*WORK REQUEST*.
Your response should consist of every line below, reproduced without alteration.

[TASK INPUTS Boundary: Start]

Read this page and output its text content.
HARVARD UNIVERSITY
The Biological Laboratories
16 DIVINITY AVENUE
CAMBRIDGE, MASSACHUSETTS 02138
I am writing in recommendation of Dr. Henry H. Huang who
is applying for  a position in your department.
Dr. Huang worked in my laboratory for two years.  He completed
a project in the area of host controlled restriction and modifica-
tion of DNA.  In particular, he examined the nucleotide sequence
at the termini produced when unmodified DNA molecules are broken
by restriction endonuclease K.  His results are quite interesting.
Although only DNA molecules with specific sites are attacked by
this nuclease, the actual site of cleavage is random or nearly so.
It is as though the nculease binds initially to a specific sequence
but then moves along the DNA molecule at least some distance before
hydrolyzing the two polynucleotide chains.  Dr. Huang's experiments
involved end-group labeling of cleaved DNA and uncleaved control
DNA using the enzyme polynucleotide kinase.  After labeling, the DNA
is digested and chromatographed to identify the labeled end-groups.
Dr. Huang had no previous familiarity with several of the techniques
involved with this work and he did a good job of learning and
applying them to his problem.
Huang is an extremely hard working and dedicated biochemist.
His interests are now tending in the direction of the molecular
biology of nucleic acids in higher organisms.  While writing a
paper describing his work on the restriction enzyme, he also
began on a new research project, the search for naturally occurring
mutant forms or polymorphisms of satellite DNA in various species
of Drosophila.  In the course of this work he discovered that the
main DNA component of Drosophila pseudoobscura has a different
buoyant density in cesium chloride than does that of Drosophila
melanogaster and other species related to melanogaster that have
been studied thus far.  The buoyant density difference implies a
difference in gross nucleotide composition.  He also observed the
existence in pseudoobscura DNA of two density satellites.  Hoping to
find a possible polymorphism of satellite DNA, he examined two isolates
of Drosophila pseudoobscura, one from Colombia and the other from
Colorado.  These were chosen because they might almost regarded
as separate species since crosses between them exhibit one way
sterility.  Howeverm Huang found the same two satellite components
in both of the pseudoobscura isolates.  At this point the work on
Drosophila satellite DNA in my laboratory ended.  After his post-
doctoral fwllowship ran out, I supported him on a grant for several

[TASK INPUTS Boundary: End]

*THE ANSWER*.
Read this page and output its text content.
HARVARD UNIVERSITY
The Biological Laboratories
16 DIVINITY AVENUE
CAMBRIDGE, MASSACHUSETTS 02138
I am writing in recommendation of Dr. Henry H. Huang who
is applying for  a position in your department.
Dr. Huang worked in my laboratory for two years.  He completed
a project in the area of host controlled restriction and modifica-
tion of DNA.  In particular, he examined the nucleotide sequence
at the termini produced when unmodified DNA molecules are broken
by restriction endonuclease K.  His results are quite interesting.
Although only DNA molecules with specific sites are attacked by
this nuclease, the actual site of cleavage is random or nearly so.
It is as though the nculease binds initially to a specific sequence
but then moves along the DNA molecule at least some distance before
hydrolyzing the two polynucleotide chains.  Dr. Huang's experiments
involved end-group labeling of cleaved DNA and uncleaved control
DNA using the enzyme polynucleotide kinase.  After labeling, the DNA
is digested and chromatographed to identify the labeled end-groups.
Dr. Huang had no previous familiarity with several of the techniques
involved with this work and he did a good job of learning and
applying them to his problem.
Huang is an extremely hard working and dedicated biochemist.
His interests are now tending in the direction of the molecular
biology of nucleic acids in higher organisms.  While writing a
paper describing his work on the restriction enzyme, he also
began on a new research project, the search for naturally occurring
mutant forms or polymorphisms of satellite DNA in various species
of Drosophila.  In the course of this work he discovered that the
main DNA component of Drosophila pseudoobscura has a different
buoyant density in cesium chloride than does that of Drosophila
melanogaster and other species related to melanogaster that have
been studied thus far.  The buoyant density difference implies a
difference in gross nucleotide composition.  He also observed the
existence in pseudoobscura DNA of two density satellites.  Hoping to
find a possible polymorphism of satellite DNA, he examined two isolates
of Drosophila pseudoobscura, one from Colombia and the other from
Colorado.  These were chosen because they might almost regarded
as separate species since crosses between them exhibit one way
sterility.  Howeverm Huang found the same two satellite components
in both of the pseudoobscura isolates.  At this point the work on
Drosophila satellite DNA in my laboratory ended.  After his post-
doctoral fwllowship ran out, I supported him on a grant for several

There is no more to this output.